What you need to do: Return the listing below exactly, with the pictures dropped.

[Dataset items]
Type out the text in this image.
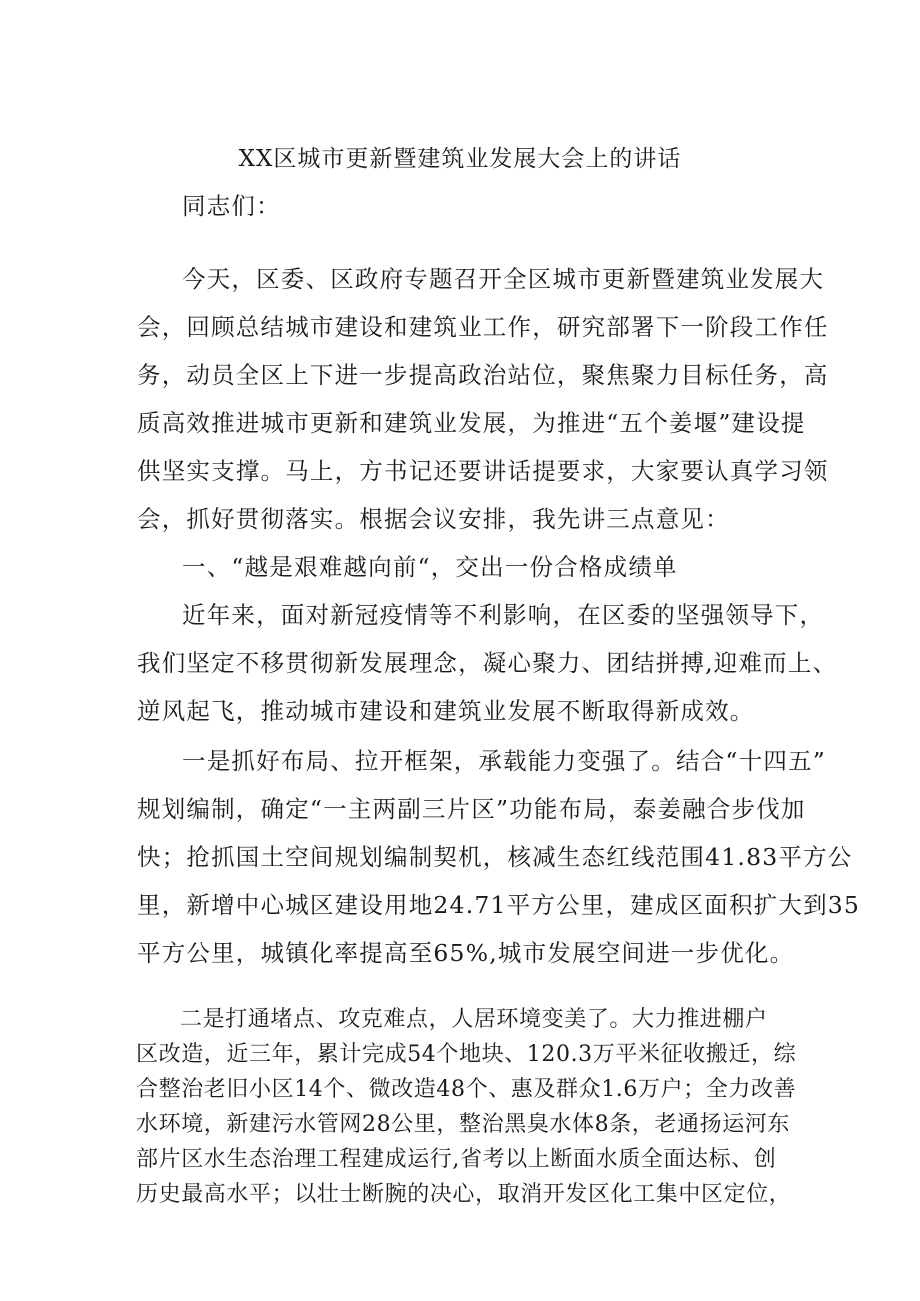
XX区城市更新暨建筑业发展大会上的讲话
同志们：
今天，区委、区政府专题召开全区城市更新暨建筑业发展大
会，回顾总结城市建设和建筑业工作，研究部署下一阶段工作任
务，动员全区上下进一步提高政治站位，聚焦聚力目标任务，高
质高效推进城市更新和建筑业发展，为推进“五个姜堰”建设提
供坚实支撑。马上，方书记还要讲话提要求，大家要认真学习领
会，抓好贯彻落实。根据会议安排，我先讲三点意见：
一、“越是艰难越向前“，交出一份合格成绩单
近年来，面对新冠疫情等不利影响，在区委的坚强领导下，
我们坚定不移贯彻新发展理念，凝心聚力、团结拼搏,迎难而上、
逆风起飞，推动城市建设和建筑业发展不断取得新成效。
一是抓好布局、拉开框架，承载能力变强了。结合“十四五”
规划编制，确定“一主两副三片区”功能布局，泰姜融合步伐加
快；抢抓国土空间规划编制契机，核减生态红线范围41.83平方公
里，新增中心城区建设用地24.71平方公里，建成区面积扩大到35
平方公里，城镇化率提高至65%,城市发展空间进一步优化。
二是打通堵点、攻克难点，人居环境变美了。大力推进棚户
区改造，近三年，累计完成54个地块、120.3万平米征收搬迁，综
合整治老旧小区14个、微改造48个、惠及群众1.6万户；全力改善
水环境，新建污水管网28公里，整治黑臭水体8条，老通扬运河东
部片区水生态治理工程建成运行,省考以上断面水质全面达标、创
历史最高水平；以壮士断腕的决心，取消开发区化工集中区定位，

Response to the exercise:
Type out the text in this image.
XX区城市更新暨建筑业发展大会上的讲话
同志们：
今天，区委、区政府专题召开全区城市更新暨建筑业发展大
会，回顾总结城市建设和建筑业工作，研究部署下一阶段工作任
务，动员全区上下进一步提高政治站位，聚焦聚力目标任务，高
质高效推进城市更新和建筑业发展，为推进“五个姜堰”建设提
供坚实支撑。马上，方书记还要讲话提要求，大家要认真学习领
会，抓好贯彻落实。根据会议安排，我先讲三点意见：
一、“越是艰难越向前“，交出一份合格成绩单
近年来，面对新冠疫情等不利影响，在区委的坚强领导下，
我们坚定不移贯彻新发展理念，凝心聚力、团结拼搏,迎难而上、
逆风起飞，推动城市建设和建筑业发展不断取得新成效。
一是抓好布局、拉开框架，承载能力变强了。结合“十四五”
规划编制，确定“一主两副三片区”功能布局，泰姜融合步伐加
快；抢抓国土空间规划编制契机，核减生态红线范围41.83平方公
里，新增中心城区建设用地24.71平方公里，建成区面积扩大到35
平方公里，城镇化率提高至65%,城市发展空间进一步优化。
二是打通堵点、攻克难点，人居环境变美了。大力推进棚户
区改造，近三年，累计完成54个地块、120.3万平米征收搬迁，综
合整治老旧小区14个、微改造48个、惠及群众1.6万户；全力改善
水环境，新建污水管网28公里，整治黑臭水体8条，老通扬运河东
部片区水生态治理工程建成运行,省考以上断面水质全面达标、创
历史最高水平；以壮士断腕的决心，取消开发区化工集中区定位，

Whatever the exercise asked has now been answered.